## Required action
Select the lines of the records containing the word "most" and list them.

┄┄┄┄┄┄

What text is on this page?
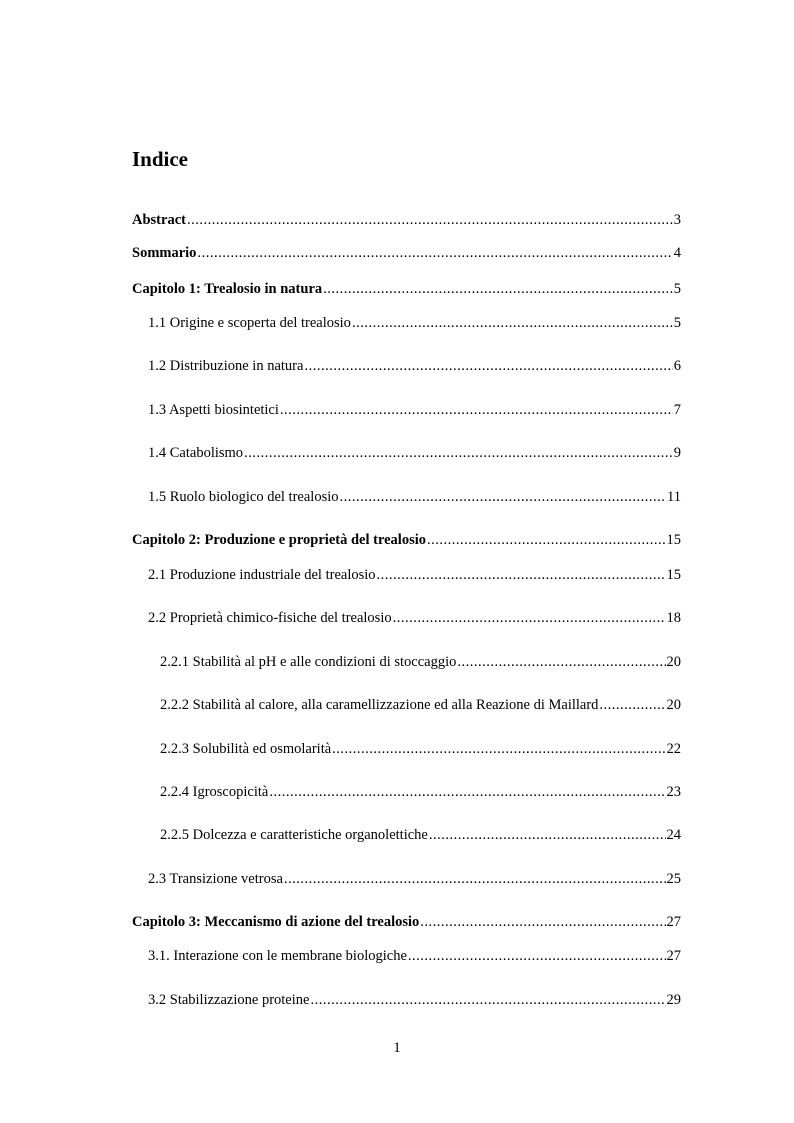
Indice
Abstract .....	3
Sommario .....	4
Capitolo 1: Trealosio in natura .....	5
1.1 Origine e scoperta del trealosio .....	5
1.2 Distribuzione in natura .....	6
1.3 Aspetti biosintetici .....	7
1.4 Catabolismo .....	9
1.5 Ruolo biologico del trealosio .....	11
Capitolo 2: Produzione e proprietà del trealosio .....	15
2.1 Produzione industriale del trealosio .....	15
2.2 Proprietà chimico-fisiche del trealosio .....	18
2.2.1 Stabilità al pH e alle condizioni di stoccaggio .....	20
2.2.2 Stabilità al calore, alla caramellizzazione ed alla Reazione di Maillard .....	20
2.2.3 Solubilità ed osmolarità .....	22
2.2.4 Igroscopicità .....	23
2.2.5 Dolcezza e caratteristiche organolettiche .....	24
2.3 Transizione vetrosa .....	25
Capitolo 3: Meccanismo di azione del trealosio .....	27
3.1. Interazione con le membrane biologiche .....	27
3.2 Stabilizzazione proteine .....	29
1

┄┄┄┄┄┄

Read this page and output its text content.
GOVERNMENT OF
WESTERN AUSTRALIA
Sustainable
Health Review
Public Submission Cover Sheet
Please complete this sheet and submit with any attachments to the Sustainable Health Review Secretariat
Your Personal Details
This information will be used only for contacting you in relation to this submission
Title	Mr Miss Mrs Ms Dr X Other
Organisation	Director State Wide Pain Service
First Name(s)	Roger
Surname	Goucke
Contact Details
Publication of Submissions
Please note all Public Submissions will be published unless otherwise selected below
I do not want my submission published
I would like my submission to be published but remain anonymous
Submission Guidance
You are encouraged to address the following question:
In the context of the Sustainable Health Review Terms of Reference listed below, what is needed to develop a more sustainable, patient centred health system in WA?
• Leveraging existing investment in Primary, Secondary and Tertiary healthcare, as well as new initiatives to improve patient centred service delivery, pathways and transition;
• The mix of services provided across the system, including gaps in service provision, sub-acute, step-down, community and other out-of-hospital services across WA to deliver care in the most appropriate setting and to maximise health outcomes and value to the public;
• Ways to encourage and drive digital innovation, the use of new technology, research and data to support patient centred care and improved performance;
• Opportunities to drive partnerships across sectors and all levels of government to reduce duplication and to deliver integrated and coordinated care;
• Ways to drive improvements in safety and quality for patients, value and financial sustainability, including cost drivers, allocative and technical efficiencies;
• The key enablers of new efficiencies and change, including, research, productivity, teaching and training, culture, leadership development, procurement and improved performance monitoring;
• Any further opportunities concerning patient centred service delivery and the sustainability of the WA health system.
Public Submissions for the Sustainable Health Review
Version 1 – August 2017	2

┄┄┄┄┄┄

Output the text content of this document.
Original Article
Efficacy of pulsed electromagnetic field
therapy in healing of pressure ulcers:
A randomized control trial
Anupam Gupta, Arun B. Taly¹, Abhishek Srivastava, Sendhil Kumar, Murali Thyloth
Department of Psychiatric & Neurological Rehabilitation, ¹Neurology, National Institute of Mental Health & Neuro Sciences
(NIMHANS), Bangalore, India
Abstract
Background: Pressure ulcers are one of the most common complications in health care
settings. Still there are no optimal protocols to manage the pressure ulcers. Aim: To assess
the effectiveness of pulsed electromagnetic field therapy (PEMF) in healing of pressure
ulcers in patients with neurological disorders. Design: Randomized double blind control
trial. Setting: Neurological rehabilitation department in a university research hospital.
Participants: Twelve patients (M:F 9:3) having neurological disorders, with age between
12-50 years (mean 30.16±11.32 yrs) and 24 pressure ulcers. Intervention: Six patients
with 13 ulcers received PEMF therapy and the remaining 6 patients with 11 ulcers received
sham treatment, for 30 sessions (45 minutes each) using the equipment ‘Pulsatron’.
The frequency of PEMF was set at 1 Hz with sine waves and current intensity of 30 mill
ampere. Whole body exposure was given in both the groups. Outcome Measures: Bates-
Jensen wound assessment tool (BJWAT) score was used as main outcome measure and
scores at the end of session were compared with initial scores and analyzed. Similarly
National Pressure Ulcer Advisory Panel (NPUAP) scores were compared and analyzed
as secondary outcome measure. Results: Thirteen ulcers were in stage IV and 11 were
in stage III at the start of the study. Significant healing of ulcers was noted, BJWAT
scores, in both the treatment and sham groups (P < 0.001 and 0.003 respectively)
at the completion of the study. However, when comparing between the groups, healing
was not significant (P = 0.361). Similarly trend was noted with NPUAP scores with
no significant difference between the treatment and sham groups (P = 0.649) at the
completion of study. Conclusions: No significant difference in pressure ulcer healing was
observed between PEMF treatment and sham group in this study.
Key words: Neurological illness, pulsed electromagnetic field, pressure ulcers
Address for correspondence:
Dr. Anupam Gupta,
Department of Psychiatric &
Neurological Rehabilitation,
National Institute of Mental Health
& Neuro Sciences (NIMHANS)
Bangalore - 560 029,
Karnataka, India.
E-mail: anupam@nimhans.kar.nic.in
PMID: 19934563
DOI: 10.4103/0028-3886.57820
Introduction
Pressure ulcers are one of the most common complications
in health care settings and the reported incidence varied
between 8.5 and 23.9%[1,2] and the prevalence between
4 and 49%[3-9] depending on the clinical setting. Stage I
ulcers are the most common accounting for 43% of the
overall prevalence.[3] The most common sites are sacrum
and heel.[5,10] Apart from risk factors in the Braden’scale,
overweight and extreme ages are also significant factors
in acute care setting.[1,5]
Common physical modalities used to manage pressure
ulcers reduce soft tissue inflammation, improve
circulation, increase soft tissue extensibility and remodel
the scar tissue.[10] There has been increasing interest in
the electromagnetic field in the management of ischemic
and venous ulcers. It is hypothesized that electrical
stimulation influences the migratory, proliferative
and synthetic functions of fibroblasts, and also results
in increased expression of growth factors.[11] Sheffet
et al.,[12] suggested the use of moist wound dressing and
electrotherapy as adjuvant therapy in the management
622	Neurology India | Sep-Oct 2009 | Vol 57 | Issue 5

┄┄┄┄┄┄

## Exercise solution
• The mix of services provided across the system, including gaps in service provision, sub-acute, step-down, community and other out-of-hospital services across WA to deliver care in the most appropriate setting and to maximise health outcomes and value to the public;
Background: Pressure ulcers are one of the most common complications in health care
Pressure ulcers are one of the most common complications
ulcers are the most common accounting for 43% of the
overall prevalence.[3] The most common sites are sacrum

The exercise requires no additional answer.